> TO DO
Tally the lines in the records underneath that contain the string "this", and state the figure by itself.

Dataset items

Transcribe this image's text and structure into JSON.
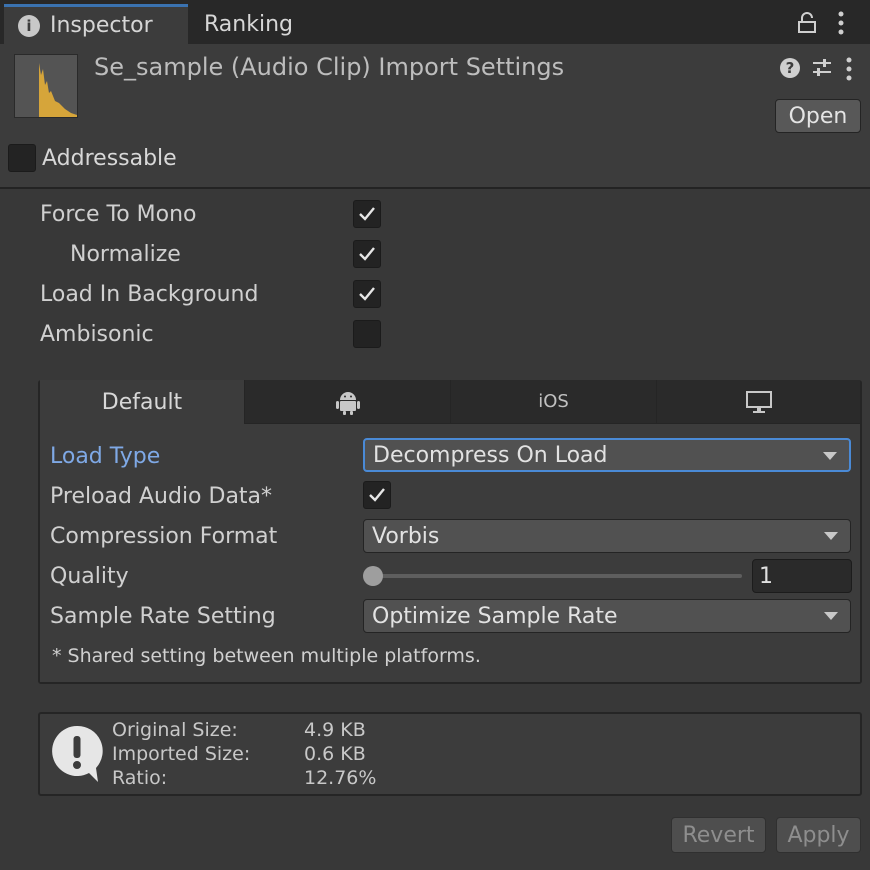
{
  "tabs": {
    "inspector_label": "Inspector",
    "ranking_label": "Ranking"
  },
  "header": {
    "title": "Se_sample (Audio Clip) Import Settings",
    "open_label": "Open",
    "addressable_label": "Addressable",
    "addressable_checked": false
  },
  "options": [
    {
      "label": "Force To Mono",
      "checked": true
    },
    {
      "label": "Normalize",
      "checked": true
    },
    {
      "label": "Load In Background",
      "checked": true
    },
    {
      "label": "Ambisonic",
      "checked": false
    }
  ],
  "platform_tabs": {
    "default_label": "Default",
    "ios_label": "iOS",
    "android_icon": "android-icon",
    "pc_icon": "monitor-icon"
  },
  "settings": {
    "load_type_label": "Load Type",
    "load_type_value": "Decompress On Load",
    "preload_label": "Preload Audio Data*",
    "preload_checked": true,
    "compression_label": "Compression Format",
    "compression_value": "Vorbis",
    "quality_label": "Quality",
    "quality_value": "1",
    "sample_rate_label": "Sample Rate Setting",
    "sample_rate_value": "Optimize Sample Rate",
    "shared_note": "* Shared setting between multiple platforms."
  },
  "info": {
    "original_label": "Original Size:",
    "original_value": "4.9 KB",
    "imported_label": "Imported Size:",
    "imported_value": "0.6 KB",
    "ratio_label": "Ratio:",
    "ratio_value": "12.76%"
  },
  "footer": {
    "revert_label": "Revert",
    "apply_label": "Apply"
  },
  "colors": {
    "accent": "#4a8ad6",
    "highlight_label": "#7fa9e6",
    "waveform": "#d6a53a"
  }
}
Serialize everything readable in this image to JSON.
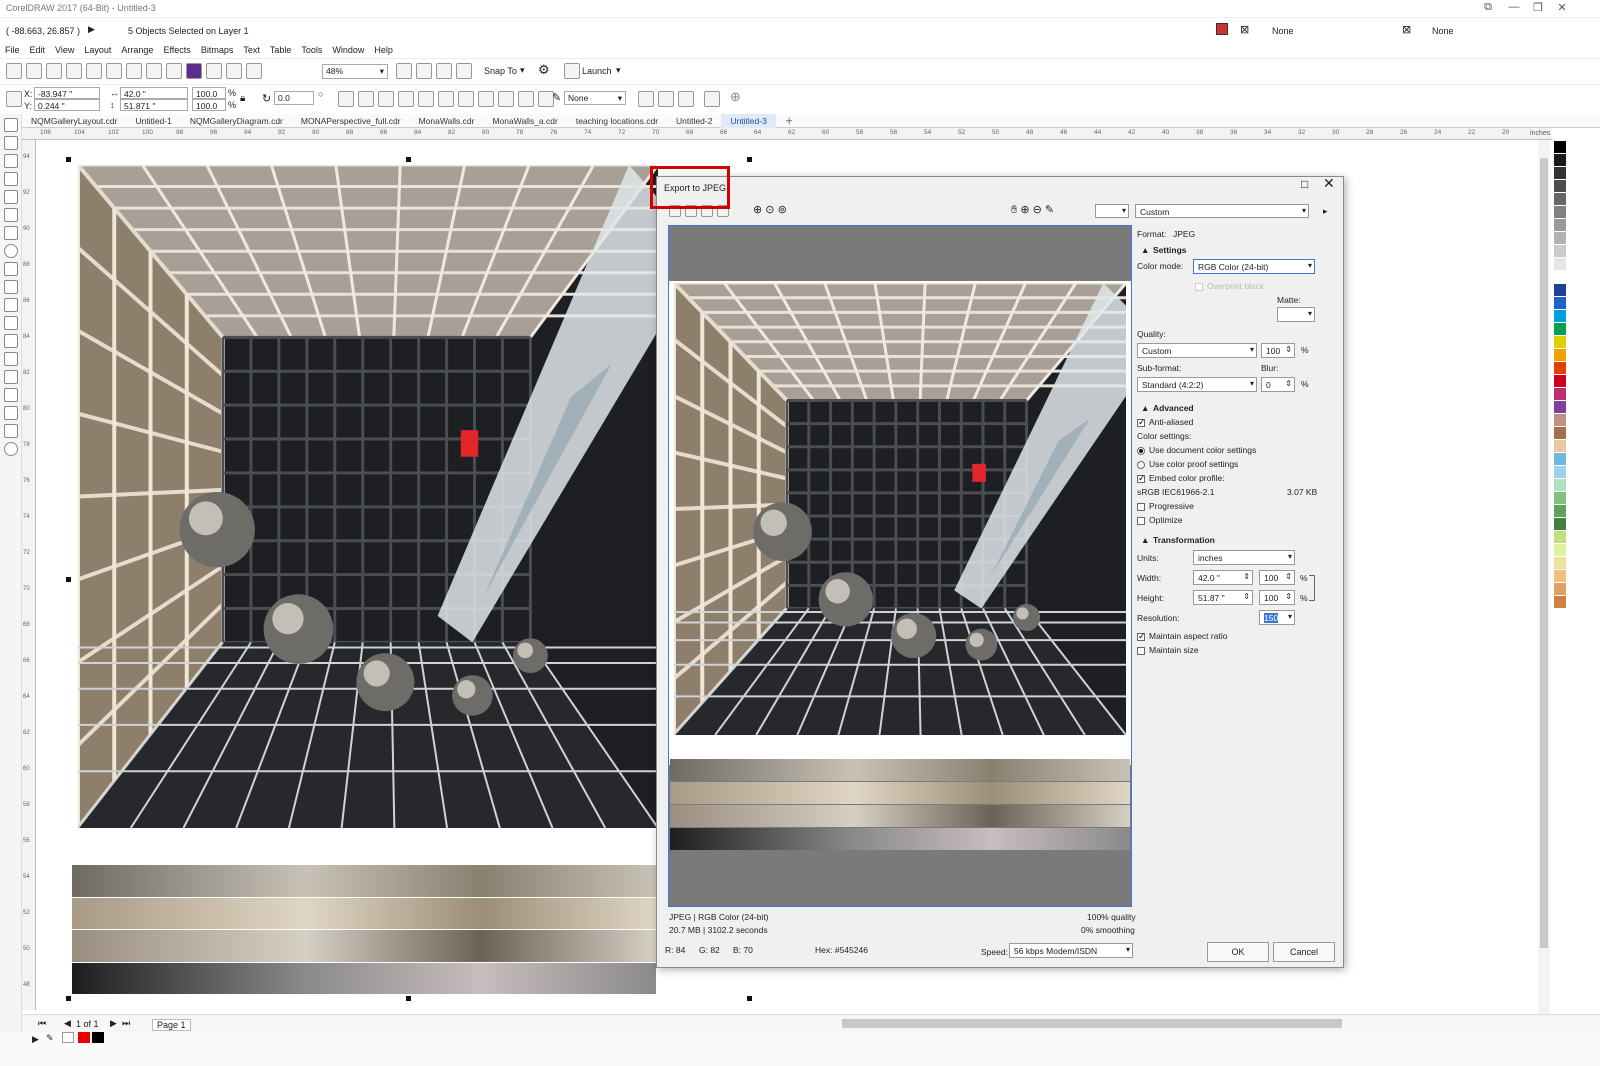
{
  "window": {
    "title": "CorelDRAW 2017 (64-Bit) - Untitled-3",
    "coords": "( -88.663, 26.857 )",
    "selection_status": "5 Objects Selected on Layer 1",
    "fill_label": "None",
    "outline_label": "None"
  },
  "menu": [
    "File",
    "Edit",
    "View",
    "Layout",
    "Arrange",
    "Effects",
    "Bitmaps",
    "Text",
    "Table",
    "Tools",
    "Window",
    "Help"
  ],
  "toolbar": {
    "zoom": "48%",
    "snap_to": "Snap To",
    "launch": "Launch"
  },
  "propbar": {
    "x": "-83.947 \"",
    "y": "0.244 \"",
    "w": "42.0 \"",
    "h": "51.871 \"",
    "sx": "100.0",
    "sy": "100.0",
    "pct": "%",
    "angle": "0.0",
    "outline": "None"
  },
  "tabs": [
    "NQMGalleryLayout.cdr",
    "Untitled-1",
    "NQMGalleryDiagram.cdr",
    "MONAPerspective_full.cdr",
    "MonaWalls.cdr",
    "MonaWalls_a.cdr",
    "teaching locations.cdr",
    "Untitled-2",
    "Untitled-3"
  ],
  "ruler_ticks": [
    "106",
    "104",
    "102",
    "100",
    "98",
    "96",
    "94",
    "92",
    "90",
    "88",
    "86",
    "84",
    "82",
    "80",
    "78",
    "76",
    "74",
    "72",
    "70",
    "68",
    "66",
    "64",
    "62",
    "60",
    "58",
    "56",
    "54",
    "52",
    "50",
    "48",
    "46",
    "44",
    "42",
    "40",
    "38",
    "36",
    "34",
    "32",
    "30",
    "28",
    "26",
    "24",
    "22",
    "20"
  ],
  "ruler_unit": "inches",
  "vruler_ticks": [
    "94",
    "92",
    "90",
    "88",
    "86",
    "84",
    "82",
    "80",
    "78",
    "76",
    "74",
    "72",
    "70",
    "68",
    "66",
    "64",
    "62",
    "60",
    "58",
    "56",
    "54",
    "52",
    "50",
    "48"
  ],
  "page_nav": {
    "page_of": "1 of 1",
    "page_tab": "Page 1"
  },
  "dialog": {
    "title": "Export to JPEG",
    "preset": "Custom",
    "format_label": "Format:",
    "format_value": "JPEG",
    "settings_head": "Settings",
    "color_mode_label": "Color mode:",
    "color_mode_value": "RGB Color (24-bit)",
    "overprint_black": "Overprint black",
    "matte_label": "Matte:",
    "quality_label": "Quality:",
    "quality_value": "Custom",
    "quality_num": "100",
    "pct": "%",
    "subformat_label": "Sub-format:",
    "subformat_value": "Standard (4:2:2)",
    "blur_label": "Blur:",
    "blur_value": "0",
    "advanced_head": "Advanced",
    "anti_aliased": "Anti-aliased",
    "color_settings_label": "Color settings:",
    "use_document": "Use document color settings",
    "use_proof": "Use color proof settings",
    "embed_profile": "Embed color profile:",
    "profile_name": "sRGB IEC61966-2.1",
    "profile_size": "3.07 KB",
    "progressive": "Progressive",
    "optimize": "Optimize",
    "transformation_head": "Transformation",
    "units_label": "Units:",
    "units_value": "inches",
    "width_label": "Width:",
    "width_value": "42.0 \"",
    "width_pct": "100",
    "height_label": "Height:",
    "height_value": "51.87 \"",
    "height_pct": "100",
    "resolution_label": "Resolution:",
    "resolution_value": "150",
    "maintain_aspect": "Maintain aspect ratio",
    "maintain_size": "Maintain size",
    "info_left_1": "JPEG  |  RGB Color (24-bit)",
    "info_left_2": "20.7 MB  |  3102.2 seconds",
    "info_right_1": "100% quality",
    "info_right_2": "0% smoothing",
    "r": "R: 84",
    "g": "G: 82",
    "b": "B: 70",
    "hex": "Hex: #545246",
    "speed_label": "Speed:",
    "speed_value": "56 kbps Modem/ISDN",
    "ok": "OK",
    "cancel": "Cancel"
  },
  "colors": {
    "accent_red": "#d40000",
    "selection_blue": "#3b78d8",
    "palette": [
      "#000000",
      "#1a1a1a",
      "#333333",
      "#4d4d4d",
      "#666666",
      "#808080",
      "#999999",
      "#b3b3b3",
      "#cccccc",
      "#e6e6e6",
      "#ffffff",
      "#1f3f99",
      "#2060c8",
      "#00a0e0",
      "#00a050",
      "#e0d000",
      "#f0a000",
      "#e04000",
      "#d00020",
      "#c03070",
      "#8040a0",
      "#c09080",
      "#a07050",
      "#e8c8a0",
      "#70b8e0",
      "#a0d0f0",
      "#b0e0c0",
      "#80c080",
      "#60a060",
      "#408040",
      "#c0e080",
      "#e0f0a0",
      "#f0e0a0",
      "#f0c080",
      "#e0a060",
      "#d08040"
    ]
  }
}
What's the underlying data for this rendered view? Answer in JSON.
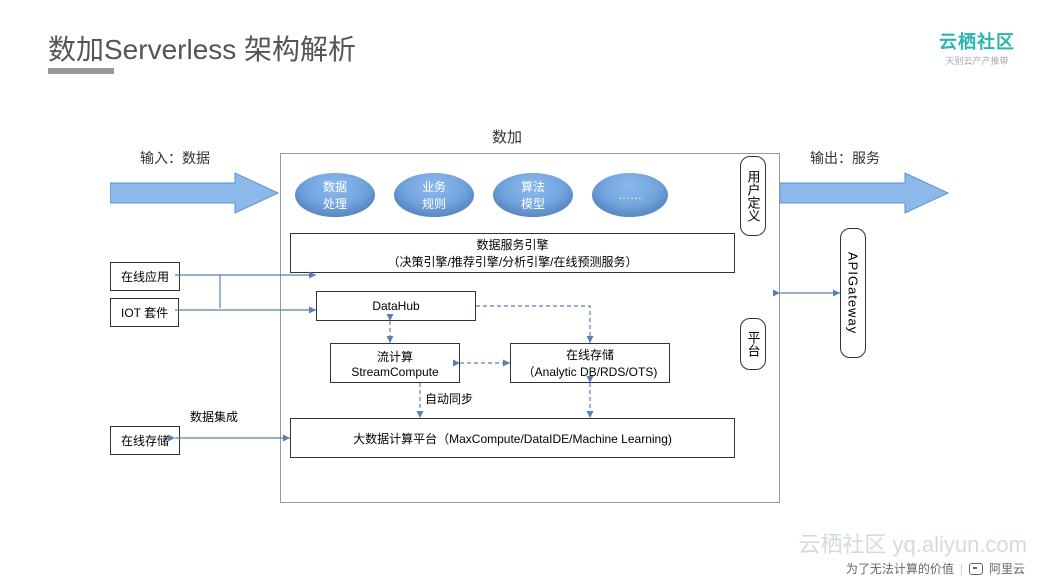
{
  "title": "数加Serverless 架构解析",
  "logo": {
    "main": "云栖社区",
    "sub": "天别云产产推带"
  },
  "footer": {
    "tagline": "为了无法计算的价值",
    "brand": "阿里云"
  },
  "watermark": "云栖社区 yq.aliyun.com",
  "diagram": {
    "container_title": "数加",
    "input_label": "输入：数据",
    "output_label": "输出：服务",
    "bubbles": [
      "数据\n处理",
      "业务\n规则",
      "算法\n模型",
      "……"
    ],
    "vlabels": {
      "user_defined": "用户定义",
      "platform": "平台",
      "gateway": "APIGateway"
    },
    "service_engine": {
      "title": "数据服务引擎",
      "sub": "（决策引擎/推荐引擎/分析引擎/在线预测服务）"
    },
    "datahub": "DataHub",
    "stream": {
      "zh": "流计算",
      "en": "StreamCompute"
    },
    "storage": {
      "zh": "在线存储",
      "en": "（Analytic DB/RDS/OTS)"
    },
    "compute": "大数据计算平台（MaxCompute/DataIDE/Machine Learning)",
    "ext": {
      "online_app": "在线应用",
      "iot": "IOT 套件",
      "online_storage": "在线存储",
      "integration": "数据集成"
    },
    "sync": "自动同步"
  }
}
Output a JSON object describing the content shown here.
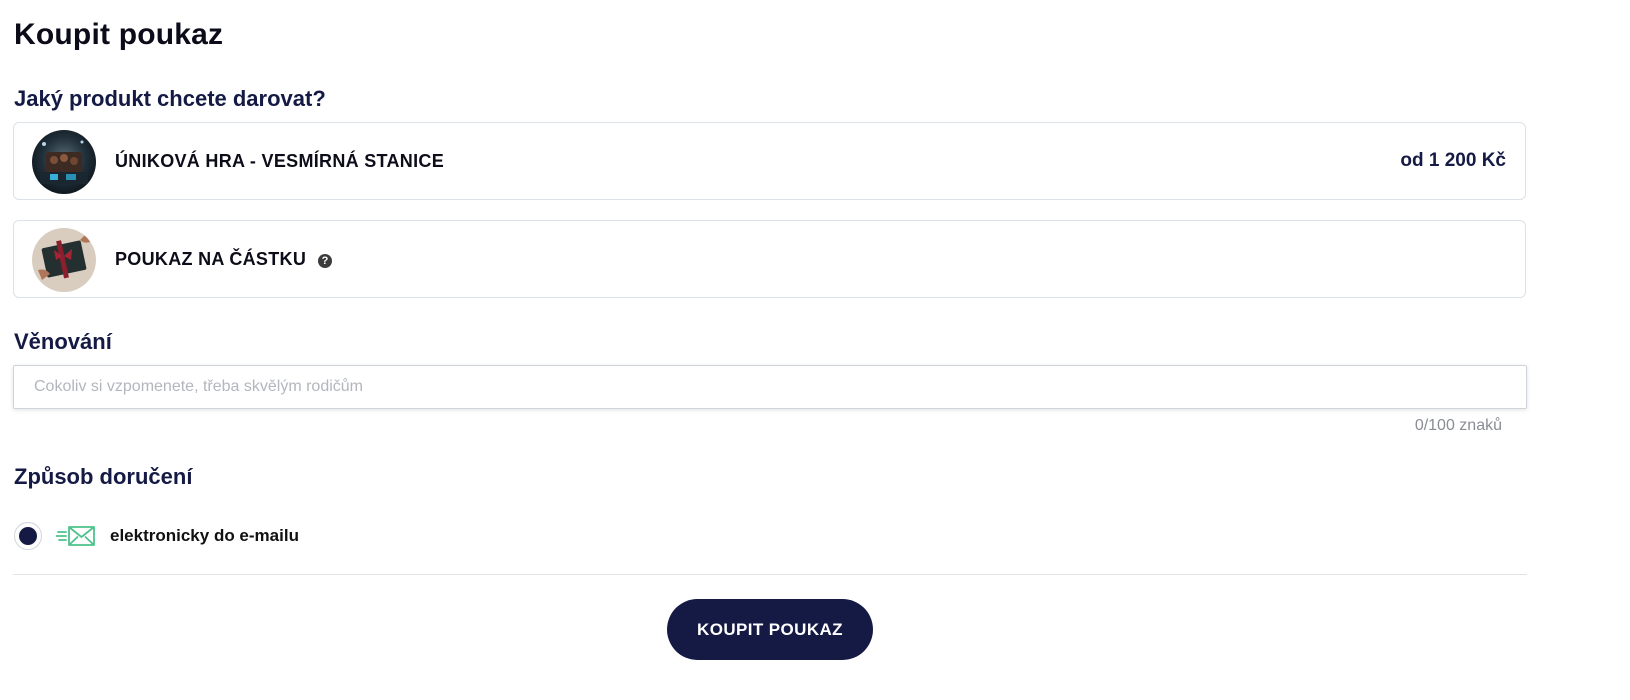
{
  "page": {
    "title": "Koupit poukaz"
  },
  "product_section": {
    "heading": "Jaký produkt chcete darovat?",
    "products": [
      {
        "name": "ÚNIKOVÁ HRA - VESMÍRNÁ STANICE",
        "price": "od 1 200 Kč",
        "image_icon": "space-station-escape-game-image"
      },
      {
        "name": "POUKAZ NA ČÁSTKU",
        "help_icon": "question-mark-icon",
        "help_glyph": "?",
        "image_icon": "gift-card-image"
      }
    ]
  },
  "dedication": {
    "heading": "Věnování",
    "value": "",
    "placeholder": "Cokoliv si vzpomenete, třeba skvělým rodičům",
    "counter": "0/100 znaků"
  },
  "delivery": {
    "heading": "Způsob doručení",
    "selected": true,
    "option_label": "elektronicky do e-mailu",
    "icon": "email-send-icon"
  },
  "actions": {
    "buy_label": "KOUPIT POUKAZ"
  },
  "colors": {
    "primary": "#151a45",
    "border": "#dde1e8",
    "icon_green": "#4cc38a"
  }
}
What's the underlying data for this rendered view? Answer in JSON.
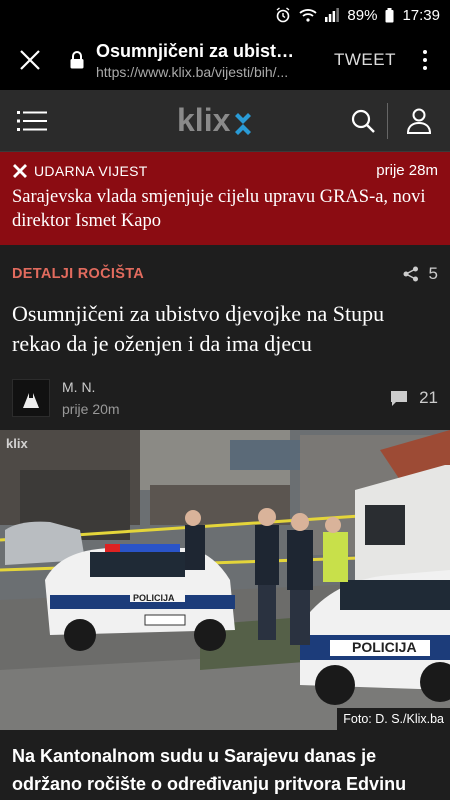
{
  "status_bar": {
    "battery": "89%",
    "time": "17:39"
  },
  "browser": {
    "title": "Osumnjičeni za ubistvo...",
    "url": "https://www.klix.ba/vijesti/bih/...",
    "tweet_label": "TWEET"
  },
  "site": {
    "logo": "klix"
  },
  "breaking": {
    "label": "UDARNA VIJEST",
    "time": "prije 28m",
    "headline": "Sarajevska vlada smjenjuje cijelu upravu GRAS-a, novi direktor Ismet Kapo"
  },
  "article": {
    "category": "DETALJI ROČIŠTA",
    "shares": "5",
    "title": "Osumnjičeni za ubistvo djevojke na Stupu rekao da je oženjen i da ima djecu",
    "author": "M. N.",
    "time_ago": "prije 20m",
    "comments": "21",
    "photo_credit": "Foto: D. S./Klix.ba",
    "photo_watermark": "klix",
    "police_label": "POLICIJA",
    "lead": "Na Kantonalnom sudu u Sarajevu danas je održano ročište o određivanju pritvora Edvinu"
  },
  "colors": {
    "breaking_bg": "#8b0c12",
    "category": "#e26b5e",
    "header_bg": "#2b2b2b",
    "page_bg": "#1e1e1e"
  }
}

> TASK OUTPUT
4